Dataset records on visual material:
(begin)

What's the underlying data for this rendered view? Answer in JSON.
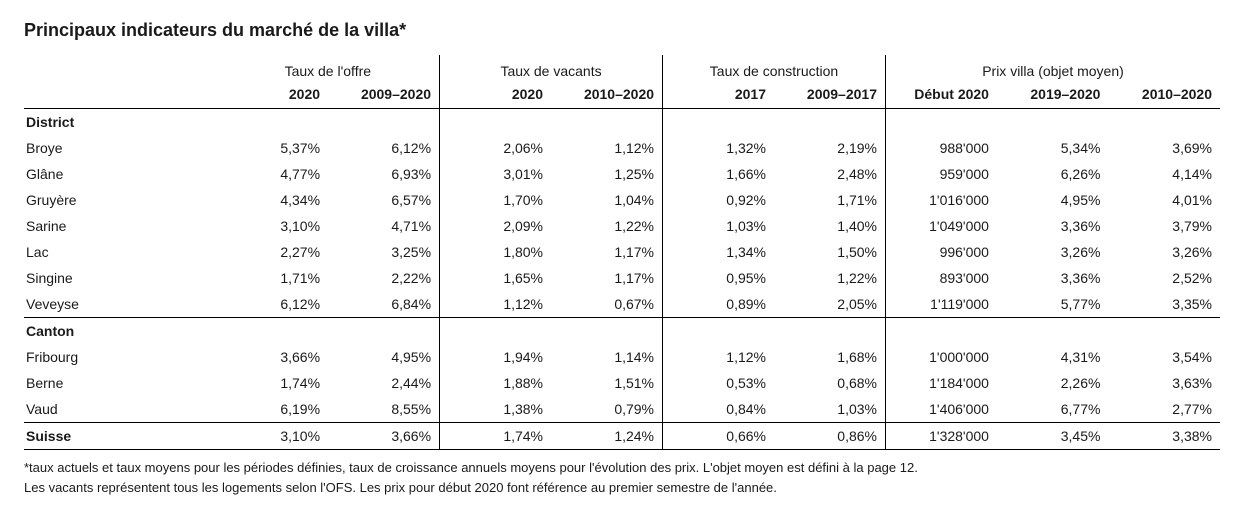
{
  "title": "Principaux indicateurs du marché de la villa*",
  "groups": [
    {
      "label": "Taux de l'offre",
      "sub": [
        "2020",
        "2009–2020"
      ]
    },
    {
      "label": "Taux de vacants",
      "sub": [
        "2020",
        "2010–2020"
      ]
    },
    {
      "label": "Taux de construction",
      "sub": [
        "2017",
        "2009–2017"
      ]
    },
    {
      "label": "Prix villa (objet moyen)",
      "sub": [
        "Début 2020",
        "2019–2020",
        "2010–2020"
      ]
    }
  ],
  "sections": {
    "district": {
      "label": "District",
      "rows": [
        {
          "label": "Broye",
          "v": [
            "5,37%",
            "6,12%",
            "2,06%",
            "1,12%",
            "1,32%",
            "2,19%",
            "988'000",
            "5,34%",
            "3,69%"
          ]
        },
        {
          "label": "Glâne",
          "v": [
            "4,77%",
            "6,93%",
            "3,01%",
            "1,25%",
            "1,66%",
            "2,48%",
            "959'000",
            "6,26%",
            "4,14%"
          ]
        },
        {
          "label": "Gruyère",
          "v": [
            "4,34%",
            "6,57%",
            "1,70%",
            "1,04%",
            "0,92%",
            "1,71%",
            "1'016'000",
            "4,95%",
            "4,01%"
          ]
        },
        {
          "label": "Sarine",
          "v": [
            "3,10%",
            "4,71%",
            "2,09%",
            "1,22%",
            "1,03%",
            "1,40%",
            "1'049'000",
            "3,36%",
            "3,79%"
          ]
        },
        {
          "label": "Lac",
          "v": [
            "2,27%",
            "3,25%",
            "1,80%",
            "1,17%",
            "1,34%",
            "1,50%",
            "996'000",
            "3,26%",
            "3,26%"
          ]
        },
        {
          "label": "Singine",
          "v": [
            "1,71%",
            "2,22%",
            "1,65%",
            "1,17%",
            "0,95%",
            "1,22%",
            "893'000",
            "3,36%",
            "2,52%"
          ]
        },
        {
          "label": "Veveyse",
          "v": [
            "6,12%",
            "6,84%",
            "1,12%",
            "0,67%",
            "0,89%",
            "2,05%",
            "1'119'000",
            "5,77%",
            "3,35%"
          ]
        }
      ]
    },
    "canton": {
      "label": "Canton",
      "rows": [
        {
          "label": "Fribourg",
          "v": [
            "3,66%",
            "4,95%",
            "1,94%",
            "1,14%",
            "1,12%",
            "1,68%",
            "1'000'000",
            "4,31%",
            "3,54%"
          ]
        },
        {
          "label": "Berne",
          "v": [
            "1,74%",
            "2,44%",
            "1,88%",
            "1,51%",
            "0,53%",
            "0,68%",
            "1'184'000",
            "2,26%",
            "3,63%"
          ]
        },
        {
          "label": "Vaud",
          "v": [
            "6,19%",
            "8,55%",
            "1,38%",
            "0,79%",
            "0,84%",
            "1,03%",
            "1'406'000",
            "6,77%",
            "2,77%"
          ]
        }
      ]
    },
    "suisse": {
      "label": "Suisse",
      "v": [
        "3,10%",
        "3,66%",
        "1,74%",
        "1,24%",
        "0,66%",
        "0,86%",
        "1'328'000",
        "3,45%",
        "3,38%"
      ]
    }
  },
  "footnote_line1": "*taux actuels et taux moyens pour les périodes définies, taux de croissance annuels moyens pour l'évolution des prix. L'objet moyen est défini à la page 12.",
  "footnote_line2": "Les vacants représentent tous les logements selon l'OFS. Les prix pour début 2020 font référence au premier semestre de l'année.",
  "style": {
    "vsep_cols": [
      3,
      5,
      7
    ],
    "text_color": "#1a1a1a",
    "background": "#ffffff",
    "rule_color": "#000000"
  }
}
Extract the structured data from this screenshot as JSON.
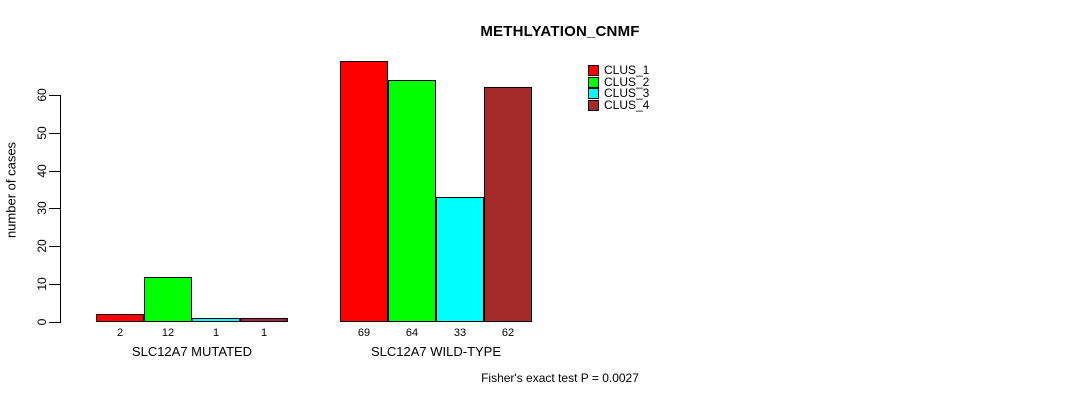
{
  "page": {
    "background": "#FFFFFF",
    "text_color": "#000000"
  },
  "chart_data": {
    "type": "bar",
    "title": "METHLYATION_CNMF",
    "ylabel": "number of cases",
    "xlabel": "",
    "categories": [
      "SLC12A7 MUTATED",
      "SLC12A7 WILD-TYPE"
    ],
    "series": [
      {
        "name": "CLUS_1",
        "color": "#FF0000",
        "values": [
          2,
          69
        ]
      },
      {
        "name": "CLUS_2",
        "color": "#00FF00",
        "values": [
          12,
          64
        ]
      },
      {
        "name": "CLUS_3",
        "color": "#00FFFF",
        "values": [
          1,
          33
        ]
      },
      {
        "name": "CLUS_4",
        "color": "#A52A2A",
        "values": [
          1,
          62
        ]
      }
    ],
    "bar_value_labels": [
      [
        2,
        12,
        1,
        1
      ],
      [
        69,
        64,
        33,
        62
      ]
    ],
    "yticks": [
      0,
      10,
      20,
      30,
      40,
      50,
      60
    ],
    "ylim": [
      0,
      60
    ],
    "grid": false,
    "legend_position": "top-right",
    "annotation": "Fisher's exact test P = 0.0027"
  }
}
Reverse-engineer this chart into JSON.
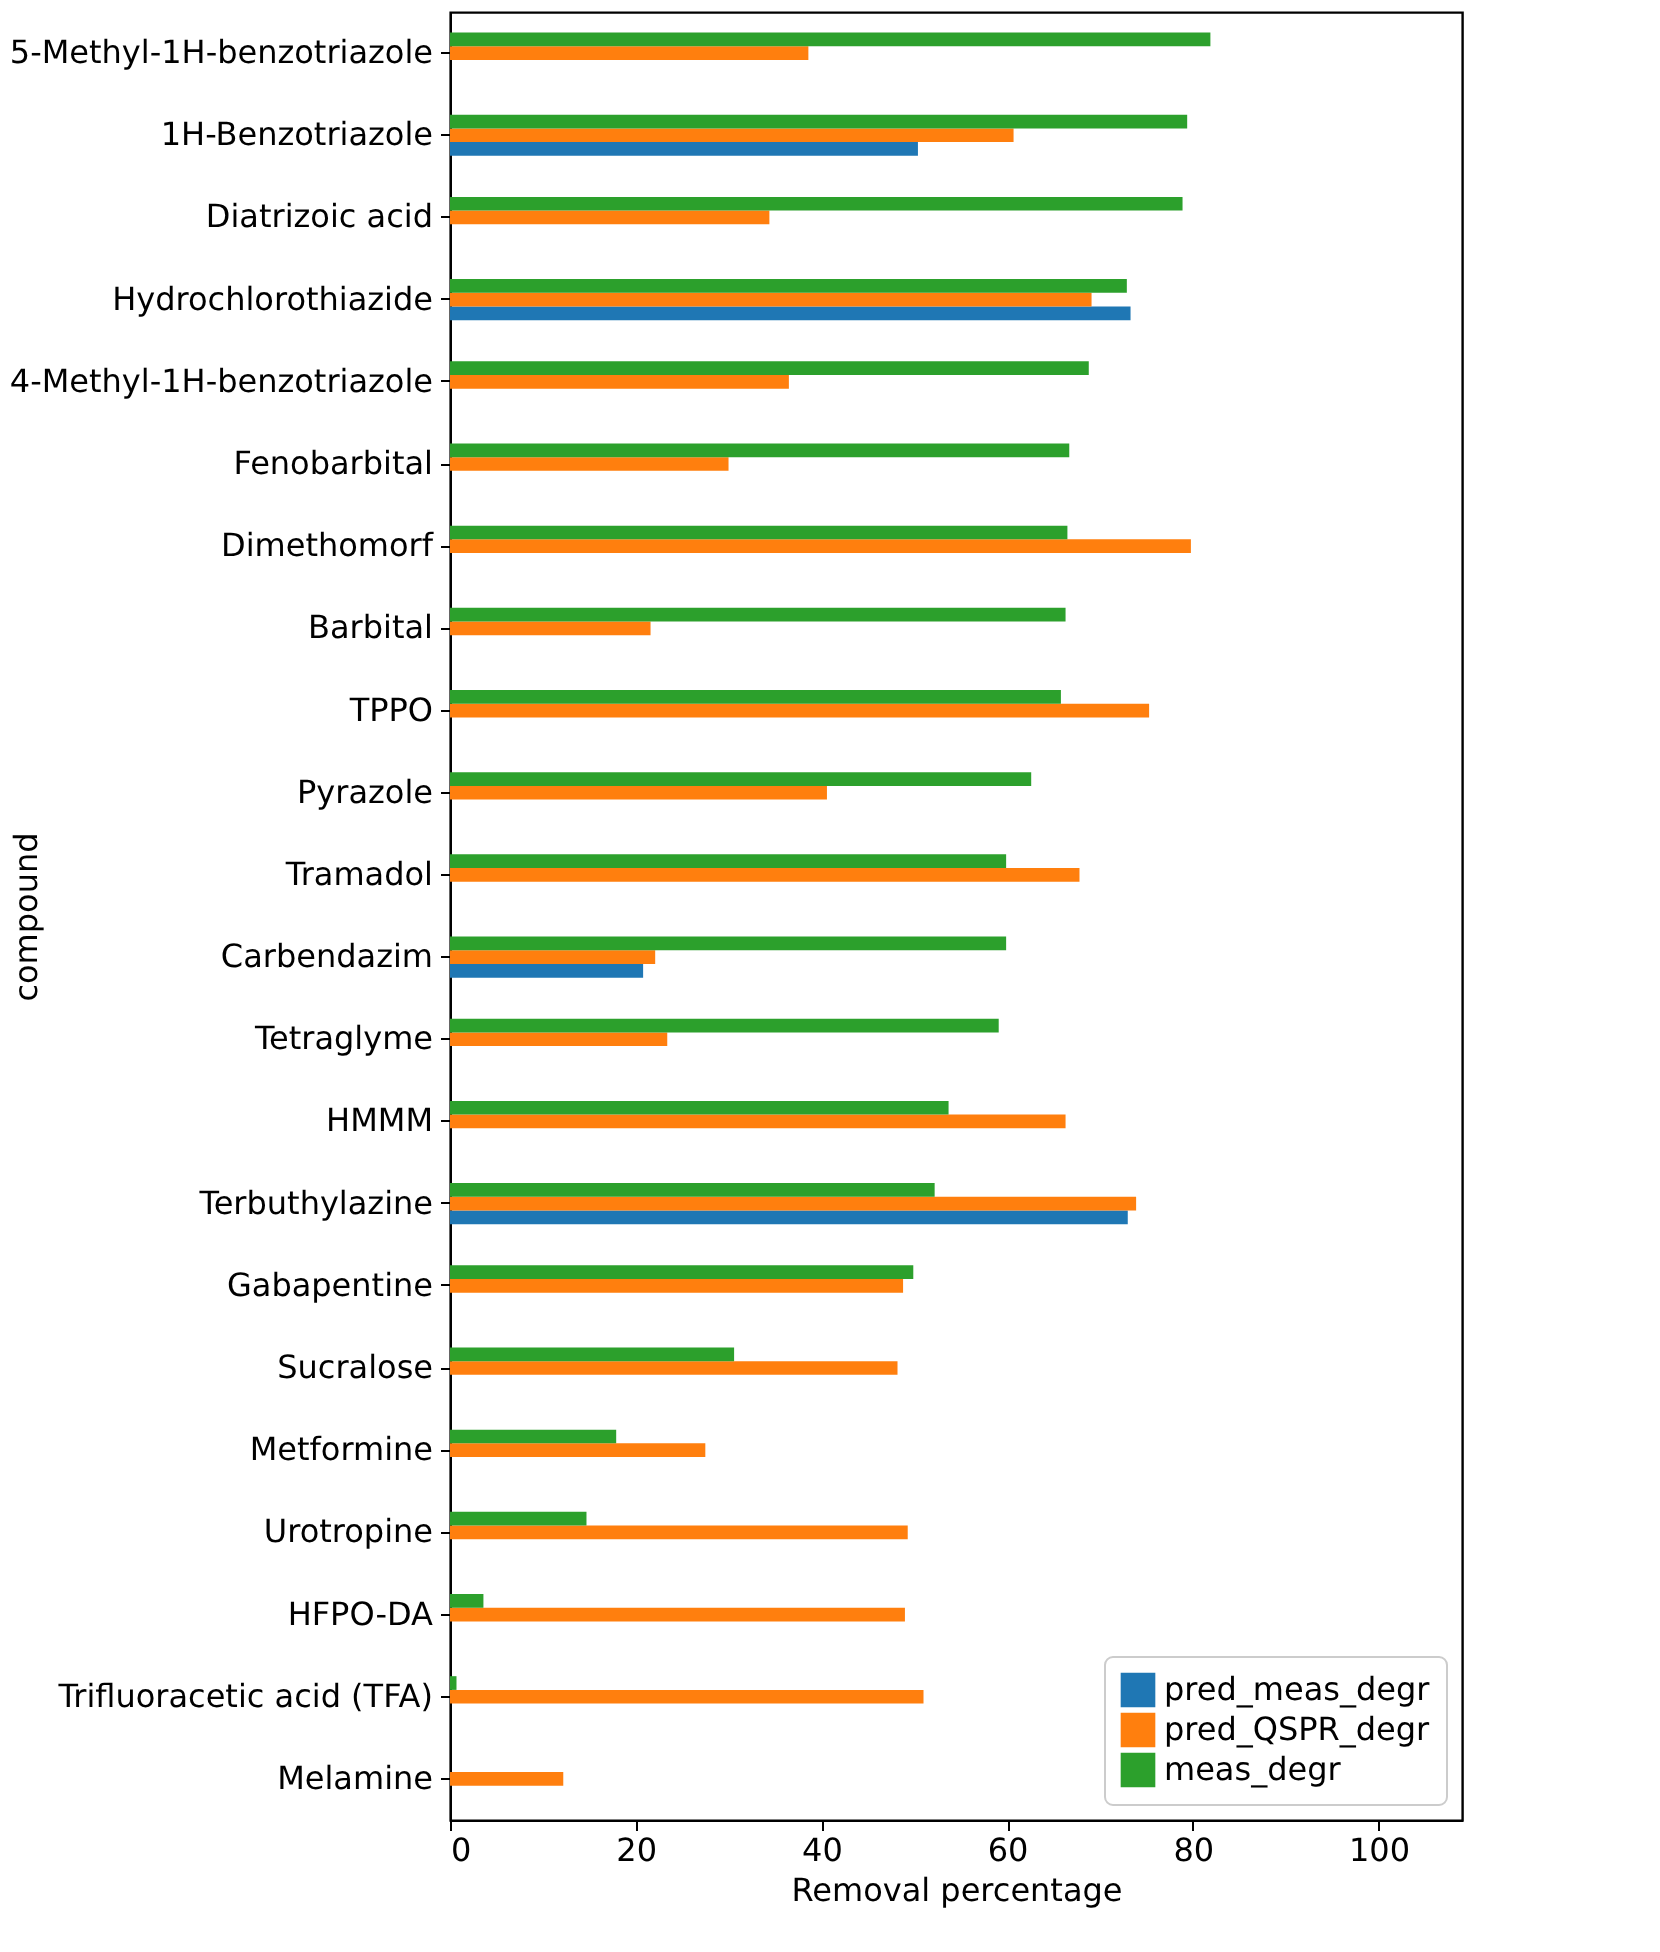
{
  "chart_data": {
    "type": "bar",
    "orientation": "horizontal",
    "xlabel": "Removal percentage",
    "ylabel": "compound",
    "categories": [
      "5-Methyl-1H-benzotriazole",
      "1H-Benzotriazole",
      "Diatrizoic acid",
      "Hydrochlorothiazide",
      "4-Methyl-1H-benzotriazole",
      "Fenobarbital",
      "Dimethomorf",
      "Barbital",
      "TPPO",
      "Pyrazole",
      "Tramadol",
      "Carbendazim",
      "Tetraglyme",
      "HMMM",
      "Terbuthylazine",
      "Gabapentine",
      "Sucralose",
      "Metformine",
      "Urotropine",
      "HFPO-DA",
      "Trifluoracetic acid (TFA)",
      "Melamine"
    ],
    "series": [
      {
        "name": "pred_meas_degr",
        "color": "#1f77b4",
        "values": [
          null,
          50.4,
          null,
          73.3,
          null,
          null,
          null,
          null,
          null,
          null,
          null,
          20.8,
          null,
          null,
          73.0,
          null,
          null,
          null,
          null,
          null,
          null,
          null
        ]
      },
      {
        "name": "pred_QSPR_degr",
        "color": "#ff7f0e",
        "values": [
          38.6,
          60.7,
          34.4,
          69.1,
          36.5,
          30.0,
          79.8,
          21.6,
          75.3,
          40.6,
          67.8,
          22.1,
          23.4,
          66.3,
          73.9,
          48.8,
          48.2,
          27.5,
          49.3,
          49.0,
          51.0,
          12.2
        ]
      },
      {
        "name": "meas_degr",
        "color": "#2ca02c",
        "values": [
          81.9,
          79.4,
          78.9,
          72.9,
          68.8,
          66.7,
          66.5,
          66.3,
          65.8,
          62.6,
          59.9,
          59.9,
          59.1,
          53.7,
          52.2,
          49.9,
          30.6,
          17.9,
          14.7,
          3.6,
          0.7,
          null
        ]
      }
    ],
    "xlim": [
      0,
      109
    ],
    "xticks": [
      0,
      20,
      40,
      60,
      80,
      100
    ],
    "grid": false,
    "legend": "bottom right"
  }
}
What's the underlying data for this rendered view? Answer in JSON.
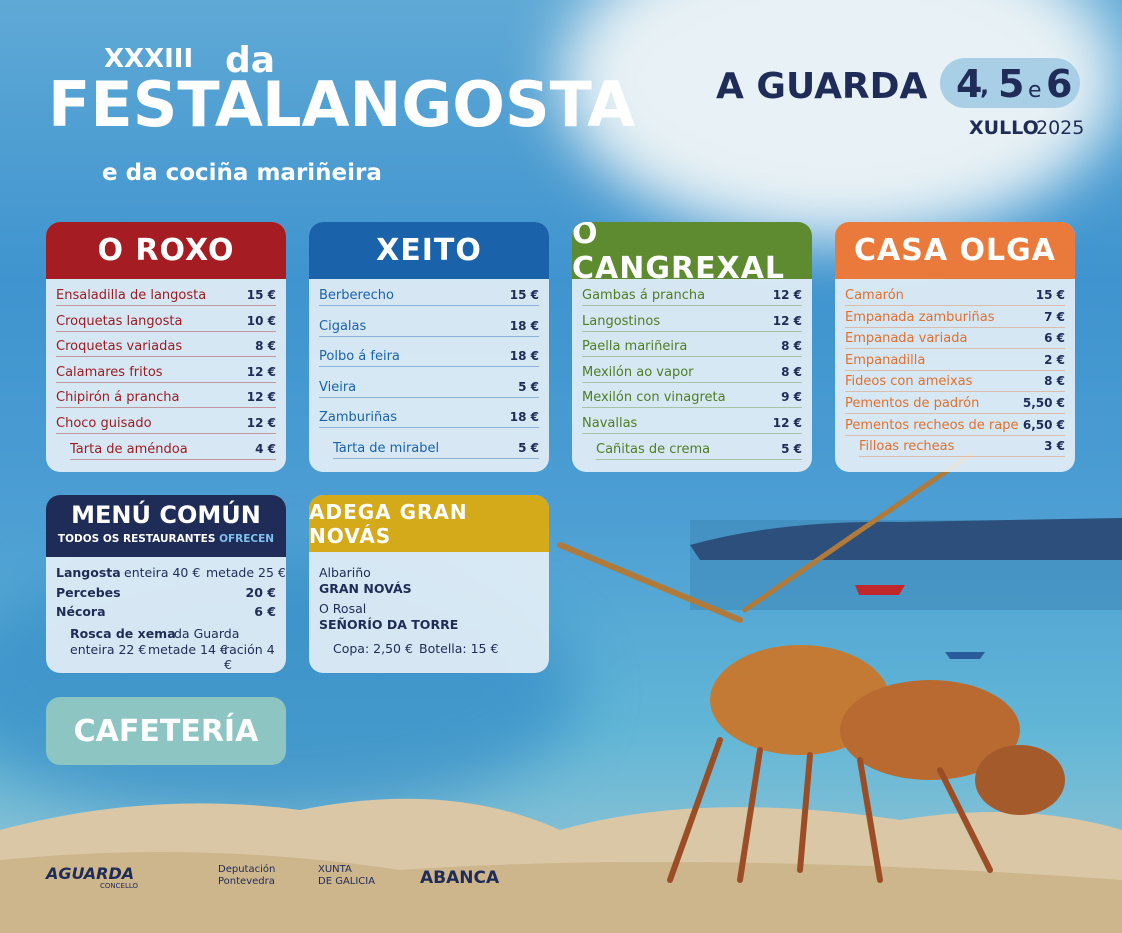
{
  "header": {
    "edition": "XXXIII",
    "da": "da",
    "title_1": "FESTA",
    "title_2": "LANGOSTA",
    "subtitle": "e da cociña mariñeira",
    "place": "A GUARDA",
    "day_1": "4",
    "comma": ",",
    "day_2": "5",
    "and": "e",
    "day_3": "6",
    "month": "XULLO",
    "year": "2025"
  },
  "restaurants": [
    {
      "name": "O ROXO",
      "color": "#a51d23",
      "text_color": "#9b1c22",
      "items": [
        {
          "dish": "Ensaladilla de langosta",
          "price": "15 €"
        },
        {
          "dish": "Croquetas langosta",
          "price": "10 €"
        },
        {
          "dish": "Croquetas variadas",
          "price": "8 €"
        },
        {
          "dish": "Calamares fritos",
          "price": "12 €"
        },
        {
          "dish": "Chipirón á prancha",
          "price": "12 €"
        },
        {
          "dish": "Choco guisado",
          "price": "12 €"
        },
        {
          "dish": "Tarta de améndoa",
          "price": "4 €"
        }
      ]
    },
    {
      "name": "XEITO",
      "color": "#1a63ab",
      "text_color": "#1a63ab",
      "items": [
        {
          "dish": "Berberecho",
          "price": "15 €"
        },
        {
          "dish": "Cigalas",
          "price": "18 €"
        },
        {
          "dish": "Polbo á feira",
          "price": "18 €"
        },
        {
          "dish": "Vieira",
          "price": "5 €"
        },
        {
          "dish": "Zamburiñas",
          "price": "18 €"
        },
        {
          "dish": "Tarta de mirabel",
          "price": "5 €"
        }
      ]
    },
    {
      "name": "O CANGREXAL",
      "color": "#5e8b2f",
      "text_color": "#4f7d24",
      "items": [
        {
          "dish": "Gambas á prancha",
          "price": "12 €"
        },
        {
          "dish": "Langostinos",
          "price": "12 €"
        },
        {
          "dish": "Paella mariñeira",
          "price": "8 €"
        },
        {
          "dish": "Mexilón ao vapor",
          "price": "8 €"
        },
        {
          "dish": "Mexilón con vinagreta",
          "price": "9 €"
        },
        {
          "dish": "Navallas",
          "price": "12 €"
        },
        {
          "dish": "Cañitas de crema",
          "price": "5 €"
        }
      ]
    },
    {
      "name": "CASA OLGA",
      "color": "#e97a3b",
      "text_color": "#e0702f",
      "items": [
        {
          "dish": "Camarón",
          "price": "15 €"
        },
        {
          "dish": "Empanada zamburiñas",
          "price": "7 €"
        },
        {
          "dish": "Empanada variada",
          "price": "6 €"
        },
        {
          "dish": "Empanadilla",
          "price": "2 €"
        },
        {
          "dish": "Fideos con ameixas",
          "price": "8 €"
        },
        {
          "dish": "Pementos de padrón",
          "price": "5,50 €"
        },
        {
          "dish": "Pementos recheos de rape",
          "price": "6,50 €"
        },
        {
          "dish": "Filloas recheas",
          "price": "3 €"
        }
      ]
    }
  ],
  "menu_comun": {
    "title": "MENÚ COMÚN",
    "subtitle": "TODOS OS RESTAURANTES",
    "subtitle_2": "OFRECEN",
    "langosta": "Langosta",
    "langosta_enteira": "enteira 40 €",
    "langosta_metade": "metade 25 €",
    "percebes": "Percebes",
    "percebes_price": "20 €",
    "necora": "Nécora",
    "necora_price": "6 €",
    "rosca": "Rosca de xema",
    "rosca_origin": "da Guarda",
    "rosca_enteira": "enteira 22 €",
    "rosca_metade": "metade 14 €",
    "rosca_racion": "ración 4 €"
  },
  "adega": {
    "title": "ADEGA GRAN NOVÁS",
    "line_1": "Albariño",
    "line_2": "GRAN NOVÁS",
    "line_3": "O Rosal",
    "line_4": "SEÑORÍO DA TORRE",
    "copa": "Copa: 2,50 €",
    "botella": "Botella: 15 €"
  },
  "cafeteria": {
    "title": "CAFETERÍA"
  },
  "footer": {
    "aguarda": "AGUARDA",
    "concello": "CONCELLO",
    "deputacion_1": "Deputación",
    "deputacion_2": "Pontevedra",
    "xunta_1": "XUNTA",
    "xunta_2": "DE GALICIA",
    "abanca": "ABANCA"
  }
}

(end)

Copy out each line in the listing that has the word "villa".

  "title": "Principaux indicateurs du marché de la villa*",
      "label": "Prix villa (objet moyen)",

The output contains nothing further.